◆ REQUIRED TASK
Go through the listing beneath this task and return every line that carries the string "former".

Items from a dataset
++++

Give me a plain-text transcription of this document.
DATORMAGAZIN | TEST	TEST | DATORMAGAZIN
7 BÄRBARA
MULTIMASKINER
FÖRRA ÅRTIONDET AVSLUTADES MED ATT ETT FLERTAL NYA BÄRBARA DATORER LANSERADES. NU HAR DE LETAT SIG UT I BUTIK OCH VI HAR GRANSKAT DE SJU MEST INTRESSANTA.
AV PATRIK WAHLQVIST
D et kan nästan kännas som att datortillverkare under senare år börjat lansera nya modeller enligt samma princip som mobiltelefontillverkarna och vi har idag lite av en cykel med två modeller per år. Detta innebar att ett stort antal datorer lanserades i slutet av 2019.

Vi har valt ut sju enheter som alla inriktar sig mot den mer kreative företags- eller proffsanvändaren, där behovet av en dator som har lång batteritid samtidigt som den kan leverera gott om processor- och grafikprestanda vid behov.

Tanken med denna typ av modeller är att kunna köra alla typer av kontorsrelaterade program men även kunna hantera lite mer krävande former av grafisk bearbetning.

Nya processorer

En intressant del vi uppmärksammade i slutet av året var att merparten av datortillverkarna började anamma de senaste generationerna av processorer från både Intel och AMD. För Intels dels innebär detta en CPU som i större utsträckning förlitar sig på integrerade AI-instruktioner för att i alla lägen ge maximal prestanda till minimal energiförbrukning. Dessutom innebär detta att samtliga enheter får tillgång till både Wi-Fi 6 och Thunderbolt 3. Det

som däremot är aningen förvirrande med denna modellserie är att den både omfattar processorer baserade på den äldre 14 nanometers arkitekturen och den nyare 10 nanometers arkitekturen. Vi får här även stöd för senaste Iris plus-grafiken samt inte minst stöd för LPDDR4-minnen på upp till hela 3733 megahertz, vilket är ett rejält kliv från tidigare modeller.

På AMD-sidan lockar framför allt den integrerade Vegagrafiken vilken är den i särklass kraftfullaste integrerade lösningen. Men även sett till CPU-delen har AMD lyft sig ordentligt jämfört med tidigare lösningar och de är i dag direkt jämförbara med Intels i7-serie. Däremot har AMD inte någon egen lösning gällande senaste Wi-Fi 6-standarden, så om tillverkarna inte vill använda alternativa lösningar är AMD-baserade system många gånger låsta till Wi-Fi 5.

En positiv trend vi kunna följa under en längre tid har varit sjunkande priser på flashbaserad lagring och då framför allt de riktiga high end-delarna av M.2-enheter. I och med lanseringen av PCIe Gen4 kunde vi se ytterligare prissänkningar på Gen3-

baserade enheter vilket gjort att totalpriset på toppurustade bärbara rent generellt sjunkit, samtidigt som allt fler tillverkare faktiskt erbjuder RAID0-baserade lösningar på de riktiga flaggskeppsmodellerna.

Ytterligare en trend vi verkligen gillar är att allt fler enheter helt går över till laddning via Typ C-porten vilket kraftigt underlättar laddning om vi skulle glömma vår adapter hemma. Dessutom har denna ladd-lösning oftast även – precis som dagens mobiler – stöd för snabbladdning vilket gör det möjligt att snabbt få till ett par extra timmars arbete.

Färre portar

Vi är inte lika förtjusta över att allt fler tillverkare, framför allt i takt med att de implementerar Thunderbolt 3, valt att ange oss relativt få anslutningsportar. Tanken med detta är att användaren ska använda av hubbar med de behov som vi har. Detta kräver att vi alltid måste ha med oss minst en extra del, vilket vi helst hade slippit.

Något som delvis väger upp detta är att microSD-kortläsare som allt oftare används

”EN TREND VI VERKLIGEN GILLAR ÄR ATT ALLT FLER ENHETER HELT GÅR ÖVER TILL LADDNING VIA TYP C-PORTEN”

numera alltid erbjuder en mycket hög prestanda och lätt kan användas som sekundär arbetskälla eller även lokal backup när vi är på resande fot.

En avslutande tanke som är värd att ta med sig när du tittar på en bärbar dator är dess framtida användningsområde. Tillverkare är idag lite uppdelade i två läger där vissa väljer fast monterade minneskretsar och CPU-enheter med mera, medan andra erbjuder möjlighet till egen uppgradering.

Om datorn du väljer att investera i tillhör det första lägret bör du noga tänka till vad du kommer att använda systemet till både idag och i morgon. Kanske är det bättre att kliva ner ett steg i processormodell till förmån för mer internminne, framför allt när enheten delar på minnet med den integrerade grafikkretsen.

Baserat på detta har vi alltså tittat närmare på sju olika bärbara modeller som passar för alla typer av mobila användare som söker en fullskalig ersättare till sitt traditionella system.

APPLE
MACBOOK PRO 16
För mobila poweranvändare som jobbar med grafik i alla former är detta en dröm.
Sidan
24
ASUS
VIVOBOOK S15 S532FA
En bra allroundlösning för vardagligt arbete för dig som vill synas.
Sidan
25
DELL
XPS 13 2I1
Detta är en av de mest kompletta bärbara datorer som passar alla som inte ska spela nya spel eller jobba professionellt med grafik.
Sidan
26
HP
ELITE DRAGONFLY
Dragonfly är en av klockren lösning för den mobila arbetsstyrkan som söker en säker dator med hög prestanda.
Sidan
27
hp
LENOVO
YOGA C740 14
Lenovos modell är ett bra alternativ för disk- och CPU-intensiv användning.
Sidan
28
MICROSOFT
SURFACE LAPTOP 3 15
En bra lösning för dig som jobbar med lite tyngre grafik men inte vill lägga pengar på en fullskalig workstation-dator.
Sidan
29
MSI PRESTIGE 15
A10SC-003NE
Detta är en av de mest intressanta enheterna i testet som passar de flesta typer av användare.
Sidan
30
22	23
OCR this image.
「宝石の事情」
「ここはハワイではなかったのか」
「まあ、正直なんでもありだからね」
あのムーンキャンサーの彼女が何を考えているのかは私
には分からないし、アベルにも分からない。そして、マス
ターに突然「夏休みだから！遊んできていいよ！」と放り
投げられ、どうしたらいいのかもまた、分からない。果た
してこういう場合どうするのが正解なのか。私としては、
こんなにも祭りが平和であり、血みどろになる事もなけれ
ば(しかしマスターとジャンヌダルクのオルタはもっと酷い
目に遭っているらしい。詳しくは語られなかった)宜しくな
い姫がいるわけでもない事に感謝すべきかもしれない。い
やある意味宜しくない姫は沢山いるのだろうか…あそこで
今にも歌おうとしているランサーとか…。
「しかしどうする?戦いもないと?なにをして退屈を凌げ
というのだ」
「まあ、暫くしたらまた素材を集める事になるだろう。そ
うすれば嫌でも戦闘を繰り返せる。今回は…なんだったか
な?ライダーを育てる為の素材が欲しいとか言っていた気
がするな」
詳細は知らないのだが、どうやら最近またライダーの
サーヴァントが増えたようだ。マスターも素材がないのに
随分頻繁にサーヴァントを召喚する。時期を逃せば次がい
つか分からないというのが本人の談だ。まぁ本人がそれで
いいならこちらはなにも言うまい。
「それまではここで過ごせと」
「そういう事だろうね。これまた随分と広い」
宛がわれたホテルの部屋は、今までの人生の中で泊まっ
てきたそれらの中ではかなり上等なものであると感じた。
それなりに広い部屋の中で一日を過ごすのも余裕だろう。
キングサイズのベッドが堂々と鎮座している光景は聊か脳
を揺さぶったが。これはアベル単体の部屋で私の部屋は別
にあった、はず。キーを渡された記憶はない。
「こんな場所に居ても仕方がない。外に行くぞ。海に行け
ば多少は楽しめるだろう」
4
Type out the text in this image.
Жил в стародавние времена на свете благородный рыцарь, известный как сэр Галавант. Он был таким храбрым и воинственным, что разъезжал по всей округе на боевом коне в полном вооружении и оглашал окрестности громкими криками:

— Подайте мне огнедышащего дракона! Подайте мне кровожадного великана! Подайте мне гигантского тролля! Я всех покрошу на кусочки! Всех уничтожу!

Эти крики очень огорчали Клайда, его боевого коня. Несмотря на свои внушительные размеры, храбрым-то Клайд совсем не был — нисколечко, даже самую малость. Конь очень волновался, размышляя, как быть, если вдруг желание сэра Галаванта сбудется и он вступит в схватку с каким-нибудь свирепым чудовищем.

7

++++

◆ RESPONSE BELOW
Tanken med denna typ av modeller är att kunna köra alla typer av kontorsrelaterade program men även kunna hantera lite mer krävande former av grafisk bearbetning.
För mobila poweranvändare som jobbar med grafik i alla former är detta en dröm.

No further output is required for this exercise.